***** Data provided *****

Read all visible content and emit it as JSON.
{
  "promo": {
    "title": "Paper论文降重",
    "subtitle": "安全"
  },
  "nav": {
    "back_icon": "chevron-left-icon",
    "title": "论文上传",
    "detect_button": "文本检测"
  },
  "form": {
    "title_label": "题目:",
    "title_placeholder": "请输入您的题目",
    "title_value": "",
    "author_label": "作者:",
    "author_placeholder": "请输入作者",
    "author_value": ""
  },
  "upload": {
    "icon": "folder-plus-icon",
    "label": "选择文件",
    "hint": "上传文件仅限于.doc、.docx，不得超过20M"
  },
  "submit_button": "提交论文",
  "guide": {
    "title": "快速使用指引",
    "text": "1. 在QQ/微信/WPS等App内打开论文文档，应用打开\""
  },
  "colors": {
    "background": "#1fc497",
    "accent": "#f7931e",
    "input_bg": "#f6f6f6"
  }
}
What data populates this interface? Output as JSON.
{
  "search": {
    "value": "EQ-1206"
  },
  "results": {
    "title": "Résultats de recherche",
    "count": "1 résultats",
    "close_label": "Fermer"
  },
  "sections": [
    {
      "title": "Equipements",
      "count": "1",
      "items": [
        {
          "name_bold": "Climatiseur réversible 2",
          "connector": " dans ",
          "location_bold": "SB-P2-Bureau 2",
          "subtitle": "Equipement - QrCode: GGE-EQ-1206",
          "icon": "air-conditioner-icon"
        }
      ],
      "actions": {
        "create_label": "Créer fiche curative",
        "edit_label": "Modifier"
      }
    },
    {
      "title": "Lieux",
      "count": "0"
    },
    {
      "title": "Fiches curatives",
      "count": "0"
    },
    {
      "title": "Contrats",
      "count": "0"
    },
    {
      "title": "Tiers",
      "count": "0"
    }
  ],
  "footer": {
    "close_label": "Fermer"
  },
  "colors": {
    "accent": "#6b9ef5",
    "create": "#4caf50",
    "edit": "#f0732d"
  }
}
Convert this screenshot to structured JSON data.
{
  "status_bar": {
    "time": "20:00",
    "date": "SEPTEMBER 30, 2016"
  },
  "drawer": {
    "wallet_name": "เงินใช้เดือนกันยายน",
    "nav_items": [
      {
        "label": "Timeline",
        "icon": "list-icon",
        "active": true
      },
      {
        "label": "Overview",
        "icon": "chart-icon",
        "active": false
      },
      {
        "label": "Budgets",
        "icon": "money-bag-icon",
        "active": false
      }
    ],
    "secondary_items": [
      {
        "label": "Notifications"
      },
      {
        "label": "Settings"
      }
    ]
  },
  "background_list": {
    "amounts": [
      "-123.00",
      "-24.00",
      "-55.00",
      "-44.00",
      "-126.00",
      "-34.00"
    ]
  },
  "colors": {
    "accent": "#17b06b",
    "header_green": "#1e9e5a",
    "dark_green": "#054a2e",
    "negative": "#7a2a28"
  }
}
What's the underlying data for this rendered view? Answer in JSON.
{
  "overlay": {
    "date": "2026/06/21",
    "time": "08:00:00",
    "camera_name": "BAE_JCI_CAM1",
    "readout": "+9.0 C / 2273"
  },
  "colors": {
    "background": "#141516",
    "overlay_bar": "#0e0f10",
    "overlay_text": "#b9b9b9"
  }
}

*****

--- Task to complete ---
Restate the data above word for word.

--- Complete response ---
Read all visible content and emit it as JSON.
{
  "promo": {
    "title": "Paper论文降重",
    "subtitle": "安全"
  },
  "nav": {
    "back_icon": "chevron-left-icon",
    "title": "论文上传",
    "detect_button": "文本检测"
  },
  "form": {
    "title_label": "题目:",
    "title_placeholder": "请输入您的题目",
    "title_value": "",
    "author_label": "作者:",
    "author_placeholder": "请输入作者",
    "author_value": ""
  },
  "upload": {
    "icon": "folder-plus-icon",
    "label": "选择文件",
    "hint": "上传文件仅限于.doc、.docx，不得超过20M"
  },
  "submit_button": "提交论文",
  "guide": {
    "title": "快速使用指引",
    "text": "1. 在QQ/微信/WPS等App内打开论文文档，应用打开\""
  },
  "colors": {
    "background": "#1fc497",
    "accent": "#f7931e",
    "input_bg": "#f6f6f6"
  }
}
What data populates this interface? Output as JSON.
{
  "search": {
    "value": "EQ-1206"
  },
  "results": {
    "title": "Résultats de recherche",
    "count": "1 résultats",
    "close_label": "Fermer"
  },
  "sections": [
    {
      "title": "Equipements",
      "count": "1",
      "items": [
        {
          "name_bold": "Climatiseur réversible 2",
          "connector": " dans ",
          "location_bold": "SB-P2-Bureau 2",
          "subtitle": "Equipement - QrCode: GGE-EQ-1206",
          "icon": "air-conditioner-icon"
        }
      ],
      "actions": {
        "create_label": "Créer fiche curative",
        "edit_label": "Modifier"
      }
    },
    {
      "title": "Lieux",
      "count": "0"
    },
    {
      "title": "Fiches curatives",
      "count": "0"
    },
    {
      "title": "Contrats",
      "count": "0"
    },
    {
      "title": "Tiers",
      "count": "0"
    }
  ],
  "footer": {
    "close_label": "Fermer"
  },
  "colors": {
    "accent": "#6b9ef5",
    "create": "#4caf50",
    "edit": "#f0732d"
  }
}
Convert this screenshot to structured JSON data.
{
  "status_bar": {
    "time": "20:00",
    "date": "SEPTEMBER 30, 2016"
  },
  "drawer": {
    "wallet_name": "เงินใช้เดือนกันยายน",
    "nav_items": [
      {
        "label": "Timeline",
        "icon": "list-icon",
        "active": true
      },
      {
        "label": "Overview",
        "icon": "chart-icon",
        "active": false
      },
      {
        "label": "Budgets",
        "icon": "money-bag-icon",
        "active": false
      }
    ],
    "secondary_items": [
      {
        "label": "Notifications"
      },
      {
        "label": "Settings"
      }
    ]
  },
  "background_list": {
    "amounts": [
      "-123.00",
      "-24.00",
      "-55.00",
      "-44.00",
      "-126.00",
      "-34.00"
    ]
  },
  "colors": {
    "accent": "#17b06b",
    "header_green": "#1e9e5a",
    "dark_green": "#054a2e",
    "negative": "#7a2a28"
  }
}
What's the underlying data for this rendered view? Answer in JSON.
{
  "overlay": {
    "date": "2026/06/21",
    "time": "08:00:00",
    "camera_name": "BAE_JCI_CAM1",
    "readout": "+9.0 C / 2273"
  },
  "colors": {
    "background": "#141516",
    "overlay_bar": "#0e0f10",
    "overlay_text": "#b9b9b9"
  }
}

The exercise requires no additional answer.